** TASK TO CARRY OUT **
Show every line in the records below that contains the word "thru".

*** INPUT ROWS

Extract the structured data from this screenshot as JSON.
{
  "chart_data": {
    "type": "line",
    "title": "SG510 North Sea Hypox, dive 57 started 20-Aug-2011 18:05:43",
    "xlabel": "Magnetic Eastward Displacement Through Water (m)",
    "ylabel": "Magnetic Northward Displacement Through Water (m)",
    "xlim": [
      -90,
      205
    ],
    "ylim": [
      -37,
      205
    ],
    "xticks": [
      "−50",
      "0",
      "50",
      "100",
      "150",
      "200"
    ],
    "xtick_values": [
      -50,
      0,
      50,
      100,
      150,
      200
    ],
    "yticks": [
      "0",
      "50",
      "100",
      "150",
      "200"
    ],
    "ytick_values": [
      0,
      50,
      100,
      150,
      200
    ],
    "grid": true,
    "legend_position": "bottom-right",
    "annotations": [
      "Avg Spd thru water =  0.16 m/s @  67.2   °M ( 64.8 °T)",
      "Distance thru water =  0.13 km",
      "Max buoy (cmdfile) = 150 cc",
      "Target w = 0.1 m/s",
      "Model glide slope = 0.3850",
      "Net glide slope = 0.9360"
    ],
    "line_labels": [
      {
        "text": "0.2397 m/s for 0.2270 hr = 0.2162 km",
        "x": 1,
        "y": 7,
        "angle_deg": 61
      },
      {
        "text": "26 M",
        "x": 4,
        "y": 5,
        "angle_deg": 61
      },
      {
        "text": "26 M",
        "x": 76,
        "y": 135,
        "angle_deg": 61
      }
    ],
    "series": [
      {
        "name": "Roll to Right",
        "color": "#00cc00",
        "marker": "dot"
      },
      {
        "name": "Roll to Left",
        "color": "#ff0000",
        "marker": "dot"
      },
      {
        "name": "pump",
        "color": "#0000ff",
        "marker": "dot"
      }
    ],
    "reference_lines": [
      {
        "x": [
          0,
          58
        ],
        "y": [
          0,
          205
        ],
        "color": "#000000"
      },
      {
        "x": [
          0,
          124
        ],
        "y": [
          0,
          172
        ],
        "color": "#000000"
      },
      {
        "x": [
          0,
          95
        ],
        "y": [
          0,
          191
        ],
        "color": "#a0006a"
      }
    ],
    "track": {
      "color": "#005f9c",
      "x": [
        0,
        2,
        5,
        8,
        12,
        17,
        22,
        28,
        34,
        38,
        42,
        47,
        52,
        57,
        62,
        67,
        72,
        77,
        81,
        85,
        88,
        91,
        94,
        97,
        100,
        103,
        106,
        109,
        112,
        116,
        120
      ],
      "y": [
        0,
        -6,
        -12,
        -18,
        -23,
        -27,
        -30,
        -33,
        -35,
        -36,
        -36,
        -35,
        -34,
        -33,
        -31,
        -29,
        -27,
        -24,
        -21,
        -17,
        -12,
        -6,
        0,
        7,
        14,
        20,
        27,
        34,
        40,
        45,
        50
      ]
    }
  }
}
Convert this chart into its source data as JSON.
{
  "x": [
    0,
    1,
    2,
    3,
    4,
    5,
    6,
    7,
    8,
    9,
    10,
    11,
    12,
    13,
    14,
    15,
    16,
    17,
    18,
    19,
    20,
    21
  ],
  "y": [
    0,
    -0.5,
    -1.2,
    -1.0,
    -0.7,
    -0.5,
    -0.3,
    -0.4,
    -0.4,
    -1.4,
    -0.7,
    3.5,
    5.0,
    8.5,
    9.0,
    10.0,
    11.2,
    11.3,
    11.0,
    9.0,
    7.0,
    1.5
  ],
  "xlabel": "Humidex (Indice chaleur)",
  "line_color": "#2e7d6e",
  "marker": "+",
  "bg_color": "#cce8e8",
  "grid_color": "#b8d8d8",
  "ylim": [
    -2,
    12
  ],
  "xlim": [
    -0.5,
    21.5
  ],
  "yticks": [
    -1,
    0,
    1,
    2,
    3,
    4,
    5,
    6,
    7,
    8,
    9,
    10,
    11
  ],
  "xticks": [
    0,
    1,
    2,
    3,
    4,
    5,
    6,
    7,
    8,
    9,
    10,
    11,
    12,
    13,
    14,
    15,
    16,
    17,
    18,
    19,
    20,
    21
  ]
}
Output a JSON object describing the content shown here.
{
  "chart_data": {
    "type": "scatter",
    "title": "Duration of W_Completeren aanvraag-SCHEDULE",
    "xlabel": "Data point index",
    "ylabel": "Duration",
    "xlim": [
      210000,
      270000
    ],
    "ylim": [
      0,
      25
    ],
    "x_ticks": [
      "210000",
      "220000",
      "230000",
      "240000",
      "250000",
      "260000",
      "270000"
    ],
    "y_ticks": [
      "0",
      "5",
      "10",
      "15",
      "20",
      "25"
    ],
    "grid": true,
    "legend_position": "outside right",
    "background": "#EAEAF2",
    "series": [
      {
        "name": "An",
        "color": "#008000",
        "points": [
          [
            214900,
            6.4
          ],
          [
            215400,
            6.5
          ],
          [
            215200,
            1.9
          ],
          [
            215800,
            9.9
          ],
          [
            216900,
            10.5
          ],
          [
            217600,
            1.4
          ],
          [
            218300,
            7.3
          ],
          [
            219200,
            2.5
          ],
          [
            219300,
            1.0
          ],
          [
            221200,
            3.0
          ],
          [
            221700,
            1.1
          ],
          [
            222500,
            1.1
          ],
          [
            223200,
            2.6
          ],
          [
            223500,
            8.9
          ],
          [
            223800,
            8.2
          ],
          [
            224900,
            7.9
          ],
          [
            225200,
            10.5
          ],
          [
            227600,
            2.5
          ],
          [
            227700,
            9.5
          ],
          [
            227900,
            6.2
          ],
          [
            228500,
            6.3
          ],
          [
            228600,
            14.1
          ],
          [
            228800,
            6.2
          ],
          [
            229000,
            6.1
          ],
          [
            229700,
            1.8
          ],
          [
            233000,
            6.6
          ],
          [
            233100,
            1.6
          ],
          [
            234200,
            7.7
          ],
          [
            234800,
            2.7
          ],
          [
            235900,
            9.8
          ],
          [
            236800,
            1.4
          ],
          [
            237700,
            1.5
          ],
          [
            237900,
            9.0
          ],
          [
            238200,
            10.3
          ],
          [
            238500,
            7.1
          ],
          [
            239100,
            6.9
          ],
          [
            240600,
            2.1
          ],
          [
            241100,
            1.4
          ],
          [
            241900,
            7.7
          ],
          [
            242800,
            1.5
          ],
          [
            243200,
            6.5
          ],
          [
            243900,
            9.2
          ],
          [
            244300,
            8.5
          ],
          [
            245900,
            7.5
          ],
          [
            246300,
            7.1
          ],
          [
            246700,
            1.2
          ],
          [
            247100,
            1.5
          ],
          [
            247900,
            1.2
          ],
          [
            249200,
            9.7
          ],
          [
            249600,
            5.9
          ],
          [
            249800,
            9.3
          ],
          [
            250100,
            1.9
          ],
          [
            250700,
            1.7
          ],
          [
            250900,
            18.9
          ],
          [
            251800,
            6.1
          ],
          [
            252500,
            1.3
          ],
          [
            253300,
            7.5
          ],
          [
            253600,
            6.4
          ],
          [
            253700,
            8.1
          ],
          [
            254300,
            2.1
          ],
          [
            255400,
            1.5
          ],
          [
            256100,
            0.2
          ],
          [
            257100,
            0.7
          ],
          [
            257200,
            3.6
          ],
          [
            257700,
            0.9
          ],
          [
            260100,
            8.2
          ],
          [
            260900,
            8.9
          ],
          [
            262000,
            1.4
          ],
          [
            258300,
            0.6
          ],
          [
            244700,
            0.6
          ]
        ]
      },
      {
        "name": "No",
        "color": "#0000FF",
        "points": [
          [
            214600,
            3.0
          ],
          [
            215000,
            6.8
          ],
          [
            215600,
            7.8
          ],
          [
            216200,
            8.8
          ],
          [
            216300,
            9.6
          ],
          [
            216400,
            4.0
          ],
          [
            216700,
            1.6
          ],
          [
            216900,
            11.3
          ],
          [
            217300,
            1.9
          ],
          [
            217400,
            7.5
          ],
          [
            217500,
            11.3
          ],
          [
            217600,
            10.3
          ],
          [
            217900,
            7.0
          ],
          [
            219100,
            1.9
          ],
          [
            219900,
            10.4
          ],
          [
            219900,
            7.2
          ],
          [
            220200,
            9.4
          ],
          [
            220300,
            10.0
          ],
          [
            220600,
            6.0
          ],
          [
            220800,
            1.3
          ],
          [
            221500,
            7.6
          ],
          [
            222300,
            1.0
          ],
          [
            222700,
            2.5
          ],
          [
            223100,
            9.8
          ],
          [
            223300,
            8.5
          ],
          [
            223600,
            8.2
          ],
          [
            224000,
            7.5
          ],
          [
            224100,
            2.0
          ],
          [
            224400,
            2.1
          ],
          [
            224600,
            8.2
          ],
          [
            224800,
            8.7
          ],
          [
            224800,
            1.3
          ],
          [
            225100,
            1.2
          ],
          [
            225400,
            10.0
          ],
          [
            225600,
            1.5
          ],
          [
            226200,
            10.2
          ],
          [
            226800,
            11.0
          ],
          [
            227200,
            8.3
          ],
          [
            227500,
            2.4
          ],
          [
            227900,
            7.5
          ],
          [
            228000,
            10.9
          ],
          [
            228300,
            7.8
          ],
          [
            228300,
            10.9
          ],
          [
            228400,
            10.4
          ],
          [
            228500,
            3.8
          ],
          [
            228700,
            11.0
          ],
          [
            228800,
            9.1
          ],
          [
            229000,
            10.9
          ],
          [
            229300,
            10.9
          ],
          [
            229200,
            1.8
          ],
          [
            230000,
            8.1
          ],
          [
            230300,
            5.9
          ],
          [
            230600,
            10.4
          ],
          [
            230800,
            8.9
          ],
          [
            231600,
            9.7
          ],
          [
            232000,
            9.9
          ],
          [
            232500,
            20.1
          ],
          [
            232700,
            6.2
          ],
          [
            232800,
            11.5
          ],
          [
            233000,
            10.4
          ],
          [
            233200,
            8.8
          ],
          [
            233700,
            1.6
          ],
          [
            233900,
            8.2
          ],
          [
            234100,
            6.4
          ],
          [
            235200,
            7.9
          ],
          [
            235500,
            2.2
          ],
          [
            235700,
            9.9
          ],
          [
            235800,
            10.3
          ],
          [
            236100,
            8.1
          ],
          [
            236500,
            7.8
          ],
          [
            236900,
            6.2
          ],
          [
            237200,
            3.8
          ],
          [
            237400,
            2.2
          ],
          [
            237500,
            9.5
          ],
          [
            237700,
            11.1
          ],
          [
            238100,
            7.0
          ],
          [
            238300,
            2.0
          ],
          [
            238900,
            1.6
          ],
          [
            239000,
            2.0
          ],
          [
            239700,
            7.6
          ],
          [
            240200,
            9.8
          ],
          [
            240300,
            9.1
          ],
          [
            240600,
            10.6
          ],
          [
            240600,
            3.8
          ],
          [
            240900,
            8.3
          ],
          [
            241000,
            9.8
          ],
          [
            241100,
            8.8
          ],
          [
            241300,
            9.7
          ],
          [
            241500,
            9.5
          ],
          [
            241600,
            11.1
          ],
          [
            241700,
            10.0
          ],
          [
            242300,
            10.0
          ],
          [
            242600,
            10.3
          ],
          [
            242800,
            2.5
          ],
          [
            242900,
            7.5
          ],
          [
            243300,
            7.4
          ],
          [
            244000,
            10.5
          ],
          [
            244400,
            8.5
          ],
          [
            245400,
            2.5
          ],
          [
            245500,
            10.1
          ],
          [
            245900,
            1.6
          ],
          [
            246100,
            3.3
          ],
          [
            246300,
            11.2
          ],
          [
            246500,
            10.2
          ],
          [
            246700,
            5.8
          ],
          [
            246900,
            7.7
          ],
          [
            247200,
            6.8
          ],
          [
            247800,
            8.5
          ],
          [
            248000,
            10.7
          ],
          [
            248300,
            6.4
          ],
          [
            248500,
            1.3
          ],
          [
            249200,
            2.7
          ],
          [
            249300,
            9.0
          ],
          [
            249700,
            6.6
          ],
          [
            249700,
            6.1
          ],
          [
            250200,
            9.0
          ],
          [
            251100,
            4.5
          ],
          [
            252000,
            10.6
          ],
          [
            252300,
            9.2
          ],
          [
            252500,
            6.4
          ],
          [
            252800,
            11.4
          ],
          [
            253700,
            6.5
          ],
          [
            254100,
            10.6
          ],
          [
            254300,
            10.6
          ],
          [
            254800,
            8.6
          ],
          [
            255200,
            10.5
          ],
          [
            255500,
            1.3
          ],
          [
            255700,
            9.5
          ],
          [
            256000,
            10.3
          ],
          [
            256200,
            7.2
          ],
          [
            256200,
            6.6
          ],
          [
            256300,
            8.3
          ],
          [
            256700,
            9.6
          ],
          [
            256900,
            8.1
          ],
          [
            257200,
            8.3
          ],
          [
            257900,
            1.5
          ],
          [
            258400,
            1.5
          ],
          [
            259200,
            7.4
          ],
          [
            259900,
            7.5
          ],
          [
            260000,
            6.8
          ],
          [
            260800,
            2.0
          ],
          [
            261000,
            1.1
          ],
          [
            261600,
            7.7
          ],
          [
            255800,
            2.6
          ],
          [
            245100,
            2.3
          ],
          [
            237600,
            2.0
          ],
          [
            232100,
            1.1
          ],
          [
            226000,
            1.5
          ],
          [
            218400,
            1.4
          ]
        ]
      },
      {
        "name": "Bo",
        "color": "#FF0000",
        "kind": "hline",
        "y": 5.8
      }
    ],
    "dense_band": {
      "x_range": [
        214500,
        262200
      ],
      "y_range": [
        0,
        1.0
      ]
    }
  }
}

******

** RESPONSE TO THIS TASK **
      "Avg Spd thru water =  0.16 m/s @  67.2   °M ( 64.8 °T)",
      "Distance thru water =  0.13 km",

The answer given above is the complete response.